Why the metal world will miss Bolt Thrower

Bolt Thrower
(Image: © Sarah Bennett)

They may never have achieved the success or prominence of some of their peers, but Bolt Thrower were unquestionably one of the most important underground metal bands to ever unleash a hellish riff. The news that the band have finally decided to call it a day, seemingly in light of the tragic death of drummer Martin ‘Kiddie’ Kearns in 2015, brings to an end one of the most uncompromising sagas in the history of extreme music.

It’s hard to precisely define the unparalleled rush of excitement that hit those of us who first heard Bolt Thrower – either on the legendary John Peel’s late night Radio 1 show in the late ‘80s, via that era’s tape-trading culture or simply by catching a blast of the still devastating In Battle There Is No Law album – but at a time when death metal was still very much in its infancy, these stoic diehards stood apart from the aspiring hordes like no other. Many death and black metal bands have written songs about war and its attendant horrors, but Bolt Thrower sounded like a tank rumbling across a fire-razed, corpse-strewn landscape: the predominantly mid-paced riffs erupting like landmines, and an omnipresent sense of oppressive melancholy ensuring that no one ever mistook the band’s tales of bloody battlefields and military destruction for some kind of voyeuristic frippery. Albums like the utterly seminal Realm Of Chaos and the monumental and unforgettable The IVth Crusade have remained benchmarks of the genre ever since they first emerged, and yet despite many earnest attempts to emulate their formula, no other band has ever come close to conjuring a fraction of Bolt Thrower’s collective power.

EXCERPTED RECORDS |

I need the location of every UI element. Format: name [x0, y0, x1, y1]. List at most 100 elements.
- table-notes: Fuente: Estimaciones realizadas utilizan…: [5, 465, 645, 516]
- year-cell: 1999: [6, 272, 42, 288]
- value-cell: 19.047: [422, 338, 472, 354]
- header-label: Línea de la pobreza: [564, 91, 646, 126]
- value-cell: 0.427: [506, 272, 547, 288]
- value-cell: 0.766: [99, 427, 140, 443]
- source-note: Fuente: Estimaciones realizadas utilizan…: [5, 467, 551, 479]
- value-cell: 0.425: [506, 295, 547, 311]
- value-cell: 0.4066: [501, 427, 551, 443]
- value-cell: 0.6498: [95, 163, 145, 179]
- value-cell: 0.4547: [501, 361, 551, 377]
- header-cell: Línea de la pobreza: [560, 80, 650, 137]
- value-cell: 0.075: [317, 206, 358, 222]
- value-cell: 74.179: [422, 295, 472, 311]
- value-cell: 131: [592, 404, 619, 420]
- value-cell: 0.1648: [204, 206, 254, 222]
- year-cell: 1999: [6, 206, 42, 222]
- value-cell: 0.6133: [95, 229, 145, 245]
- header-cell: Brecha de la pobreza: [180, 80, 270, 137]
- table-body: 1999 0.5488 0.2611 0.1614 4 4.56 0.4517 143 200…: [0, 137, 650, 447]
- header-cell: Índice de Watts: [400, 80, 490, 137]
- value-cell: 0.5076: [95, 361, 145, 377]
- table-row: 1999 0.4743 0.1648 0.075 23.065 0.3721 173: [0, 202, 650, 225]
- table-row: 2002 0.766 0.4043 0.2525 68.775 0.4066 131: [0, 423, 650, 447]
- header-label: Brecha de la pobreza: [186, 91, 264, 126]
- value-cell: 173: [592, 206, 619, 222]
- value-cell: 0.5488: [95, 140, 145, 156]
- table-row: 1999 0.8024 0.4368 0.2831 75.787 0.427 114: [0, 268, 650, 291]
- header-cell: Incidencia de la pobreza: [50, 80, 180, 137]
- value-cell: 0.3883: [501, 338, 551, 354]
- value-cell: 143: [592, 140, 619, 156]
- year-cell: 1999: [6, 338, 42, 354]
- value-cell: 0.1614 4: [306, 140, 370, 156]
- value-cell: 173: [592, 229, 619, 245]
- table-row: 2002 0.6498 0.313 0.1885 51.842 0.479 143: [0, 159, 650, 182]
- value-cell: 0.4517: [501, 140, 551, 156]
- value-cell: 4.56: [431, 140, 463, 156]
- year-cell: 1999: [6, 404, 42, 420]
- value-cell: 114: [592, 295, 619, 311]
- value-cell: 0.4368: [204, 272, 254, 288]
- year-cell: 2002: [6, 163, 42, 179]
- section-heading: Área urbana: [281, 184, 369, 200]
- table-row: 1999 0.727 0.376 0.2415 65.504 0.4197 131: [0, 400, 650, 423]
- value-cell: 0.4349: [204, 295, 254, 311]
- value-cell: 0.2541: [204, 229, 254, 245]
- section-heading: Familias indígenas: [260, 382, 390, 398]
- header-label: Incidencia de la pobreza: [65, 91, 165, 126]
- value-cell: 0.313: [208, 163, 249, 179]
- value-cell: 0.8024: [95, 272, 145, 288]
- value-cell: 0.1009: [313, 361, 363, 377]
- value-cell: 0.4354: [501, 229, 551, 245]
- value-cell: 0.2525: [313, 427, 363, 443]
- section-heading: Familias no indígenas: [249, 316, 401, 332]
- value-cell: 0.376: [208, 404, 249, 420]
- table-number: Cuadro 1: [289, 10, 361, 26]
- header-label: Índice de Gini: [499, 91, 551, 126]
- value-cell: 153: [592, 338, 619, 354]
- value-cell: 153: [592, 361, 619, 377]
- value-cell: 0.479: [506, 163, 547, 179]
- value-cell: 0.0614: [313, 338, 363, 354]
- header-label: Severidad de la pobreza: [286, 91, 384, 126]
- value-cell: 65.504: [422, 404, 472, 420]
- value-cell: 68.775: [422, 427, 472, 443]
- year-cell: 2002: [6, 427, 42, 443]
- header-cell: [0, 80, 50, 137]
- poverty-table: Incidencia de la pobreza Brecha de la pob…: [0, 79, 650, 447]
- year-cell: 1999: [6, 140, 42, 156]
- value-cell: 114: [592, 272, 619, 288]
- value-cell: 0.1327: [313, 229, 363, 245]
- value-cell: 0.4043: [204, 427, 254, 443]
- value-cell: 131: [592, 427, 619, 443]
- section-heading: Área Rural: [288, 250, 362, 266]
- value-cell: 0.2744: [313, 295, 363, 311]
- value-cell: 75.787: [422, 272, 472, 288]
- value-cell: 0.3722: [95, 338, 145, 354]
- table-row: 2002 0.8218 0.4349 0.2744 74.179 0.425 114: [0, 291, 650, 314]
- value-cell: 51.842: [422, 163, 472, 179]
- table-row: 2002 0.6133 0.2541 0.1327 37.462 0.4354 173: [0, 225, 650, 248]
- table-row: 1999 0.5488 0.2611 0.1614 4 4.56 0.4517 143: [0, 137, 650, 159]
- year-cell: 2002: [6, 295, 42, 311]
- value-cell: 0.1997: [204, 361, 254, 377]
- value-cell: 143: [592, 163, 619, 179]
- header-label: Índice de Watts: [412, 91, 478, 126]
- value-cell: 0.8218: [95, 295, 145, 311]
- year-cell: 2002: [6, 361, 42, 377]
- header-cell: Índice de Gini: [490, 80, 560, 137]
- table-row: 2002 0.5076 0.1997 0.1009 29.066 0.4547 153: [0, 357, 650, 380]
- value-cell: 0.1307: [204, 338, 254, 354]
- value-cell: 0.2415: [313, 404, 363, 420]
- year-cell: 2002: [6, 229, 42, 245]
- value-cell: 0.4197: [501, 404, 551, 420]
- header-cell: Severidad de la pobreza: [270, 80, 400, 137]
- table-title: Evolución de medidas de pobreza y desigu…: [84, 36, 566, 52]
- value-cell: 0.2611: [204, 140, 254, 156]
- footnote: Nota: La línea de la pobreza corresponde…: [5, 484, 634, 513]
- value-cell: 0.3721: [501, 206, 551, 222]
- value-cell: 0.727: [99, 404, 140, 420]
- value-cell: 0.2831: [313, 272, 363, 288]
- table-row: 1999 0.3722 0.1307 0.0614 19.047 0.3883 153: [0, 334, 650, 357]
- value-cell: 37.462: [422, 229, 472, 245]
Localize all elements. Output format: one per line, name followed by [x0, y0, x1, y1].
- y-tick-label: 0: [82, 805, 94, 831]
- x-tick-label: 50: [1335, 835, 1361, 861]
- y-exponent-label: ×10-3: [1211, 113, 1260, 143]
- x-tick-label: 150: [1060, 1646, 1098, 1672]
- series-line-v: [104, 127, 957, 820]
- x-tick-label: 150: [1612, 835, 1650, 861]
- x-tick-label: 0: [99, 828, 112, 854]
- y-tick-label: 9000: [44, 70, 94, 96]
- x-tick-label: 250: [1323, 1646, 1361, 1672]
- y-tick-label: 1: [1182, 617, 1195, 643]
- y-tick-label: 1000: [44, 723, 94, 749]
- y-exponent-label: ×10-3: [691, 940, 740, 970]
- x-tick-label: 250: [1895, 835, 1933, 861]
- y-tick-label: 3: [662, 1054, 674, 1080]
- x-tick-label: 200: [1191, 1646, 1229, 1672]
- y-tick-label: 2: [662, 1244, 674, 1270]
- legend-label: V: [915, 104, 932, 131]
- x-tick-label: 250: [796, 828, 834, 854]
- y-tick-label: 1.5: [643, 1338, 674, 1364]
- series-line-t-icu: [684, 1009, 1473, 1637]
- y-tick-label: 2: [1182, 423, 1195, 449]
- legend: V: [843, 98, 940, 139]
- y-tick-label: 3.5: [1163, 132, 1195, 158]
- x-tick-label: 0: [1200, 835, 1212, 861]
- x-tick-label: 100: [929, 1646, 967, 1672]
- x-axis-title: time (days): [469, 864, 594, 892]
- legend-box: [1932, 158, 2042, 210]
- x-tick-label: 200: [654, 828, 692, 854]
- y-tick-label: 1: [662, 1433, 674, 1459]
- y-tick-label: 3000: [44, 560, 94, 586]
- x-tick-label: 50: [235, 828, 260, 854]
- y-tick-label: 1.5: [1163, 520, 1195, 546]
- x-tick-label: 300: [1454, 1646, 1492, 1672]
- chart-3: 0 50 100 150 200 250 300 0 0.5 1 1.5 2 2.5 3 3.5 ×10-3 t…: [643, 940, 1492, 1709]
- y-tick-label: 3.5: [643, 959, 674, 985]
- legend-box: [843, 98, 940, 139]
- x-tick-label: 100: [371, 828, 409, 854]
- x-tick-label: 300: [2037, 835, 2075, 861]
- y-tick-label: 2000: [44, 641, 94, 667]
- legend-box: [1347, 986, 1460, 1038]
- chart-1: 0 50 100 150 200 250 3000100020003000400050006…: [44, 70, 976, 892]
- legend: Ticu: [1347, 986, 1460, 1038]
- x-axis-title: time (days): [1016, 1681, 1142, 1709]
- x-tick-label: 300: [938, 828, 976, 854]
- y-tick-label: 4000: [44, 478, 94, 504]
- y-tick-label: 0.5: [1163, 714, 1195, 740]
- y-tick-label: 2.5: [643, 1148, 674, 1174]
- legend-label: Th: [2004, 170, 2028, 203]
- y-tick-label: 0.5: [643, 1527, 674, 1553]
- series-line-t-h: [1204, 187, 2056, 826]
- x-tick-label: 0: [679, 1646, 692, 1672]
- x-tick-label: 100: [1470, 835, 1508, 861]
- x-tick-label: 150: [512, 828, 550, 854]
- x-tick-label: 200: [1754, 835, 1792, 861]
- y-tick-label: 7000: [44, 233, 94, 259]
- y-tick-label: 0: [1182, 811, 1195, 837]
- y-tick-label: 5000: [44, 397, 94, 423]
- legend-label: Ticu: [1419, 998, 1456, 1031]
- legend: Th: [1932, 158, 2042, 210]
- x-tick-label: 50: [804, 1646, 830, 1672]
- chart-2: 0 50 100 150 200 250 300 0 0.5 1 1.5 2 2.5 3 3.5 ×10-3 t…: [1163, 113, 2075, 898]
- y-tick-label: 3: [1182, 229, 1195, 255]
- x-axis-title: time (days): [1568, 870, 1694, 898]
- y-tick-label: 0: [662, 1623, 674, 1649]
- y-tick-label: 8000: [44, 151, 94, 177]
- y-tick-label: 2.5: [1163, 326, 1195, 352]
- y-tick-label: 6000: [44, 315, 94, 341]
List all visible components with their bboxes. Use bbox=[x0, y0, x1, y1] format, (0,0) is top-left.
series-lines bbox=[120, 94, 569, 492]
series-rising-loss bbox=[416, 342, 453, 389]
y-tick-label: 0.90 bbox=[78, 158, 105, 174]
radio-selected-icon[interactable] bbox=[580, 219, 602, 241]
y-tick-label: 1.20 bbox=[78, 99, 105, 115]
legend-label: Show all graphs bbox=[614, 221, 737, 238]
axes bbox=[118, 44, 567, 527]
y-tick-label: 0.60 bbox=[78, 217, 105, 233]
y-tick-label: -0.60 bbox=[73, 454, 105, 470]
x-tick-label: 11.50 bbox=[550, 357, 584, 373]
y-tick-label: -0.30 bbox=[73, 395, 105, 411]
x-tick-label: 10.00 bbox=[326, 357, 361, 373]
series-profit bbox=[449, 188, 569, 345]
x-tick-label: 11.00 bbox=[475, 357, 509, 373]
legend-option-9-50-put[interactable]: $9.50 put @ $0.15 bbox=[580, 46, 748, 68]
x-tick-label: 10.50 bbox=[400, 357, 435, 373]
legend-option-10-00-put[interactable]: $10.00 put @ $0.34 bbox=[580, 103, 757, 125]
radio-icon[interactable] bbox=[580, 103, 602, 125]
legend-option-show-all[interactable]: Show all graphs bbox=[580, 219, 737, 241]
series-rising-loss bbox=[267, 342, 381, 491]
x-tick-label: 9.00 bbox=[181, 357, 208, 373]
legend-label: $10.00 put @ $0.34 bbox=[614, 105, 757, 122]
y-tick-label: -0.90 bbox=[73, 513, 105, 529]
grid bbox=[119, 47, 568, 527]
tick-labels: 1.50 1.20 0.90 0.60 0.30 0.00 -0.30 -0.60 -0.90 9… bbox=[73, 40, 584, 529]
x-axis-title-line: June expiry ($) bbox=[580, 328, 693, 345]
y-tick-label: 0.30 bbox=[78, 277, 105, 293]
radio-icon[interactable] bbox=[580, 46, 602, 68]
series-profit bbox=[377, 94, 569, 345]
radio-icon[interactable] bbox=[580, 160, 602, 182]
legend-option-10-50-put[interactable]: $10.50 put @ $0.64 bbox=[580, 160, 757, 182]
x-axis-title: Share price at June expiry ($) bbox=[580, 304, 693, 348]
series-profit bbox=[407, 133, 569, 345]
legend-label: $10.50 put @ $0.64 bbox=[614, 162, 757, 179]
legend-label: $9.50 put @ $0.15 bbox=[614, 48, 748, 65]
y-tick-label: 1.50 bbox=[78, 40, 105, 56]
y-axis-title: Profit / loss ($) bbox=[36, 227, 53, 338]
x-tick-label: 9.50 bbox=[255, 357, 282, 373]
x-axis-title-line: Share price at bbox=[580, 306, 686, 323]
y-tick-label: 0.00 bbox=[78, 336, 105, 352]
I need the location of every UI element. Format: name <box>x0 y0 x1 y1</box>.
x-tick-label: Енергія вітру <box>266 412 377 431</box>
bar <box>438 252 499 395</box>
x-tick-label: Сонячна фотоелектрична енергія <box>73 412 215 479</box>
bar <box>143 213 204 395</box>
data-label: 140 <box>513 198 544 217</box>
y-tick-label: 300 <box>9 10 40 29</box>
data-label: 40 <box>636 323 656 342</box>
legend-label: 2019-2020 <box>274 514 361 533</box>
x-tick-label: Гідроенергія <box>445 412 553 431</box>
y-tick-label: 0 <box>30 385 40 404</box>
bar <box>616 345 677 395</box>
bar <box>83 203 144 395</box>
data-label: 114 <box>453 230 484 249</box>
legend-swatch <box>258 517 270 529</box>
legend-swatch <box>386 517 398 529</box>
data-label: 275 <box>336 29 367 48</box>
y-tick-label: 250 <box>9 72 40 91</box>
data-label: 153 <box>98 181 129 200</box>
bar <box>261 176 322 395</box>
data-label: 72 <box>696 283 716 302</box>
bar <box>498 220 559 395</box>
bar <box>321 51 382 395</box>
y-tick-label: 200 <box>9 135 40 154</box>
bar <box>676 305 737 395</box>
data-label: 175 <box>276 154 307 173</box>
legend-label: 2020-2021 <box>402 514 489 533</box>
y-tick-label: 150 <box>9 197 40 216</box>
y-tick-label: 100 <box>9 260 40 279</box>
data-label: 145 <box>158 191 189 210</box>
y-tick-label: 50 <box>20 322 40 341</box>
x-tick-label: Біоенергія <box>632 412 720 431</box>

SET OF TASKS |
[1] List every album that the Bolt Thrower article names.
[2] Do these statements agree with the Bolt Thrower article? For each, answer yes or no and quote the words that decide it.
(a) Drummer Martin ‘Kiddie’ Kearns died in 2015.
(b) Bolt Thrower's riffs were mostly fast-paced.
(c) Other bands have matched Bolt Thrower's power by copying their formula.

TASK RESPONSES |
[1]
In Battle There Is No Law
Realm Of Chaos
The IVth Crusade

[2]
(a) Yes: "the tragic death of drummer Martin ‘Kiddie’ Kearns in 2015"
(b) No: "the predominantly mid-paced riffs erupting like landmines"
(c) No: "no other band has ever come close to conjuring a fraction of Bolt Thrower’s collective power"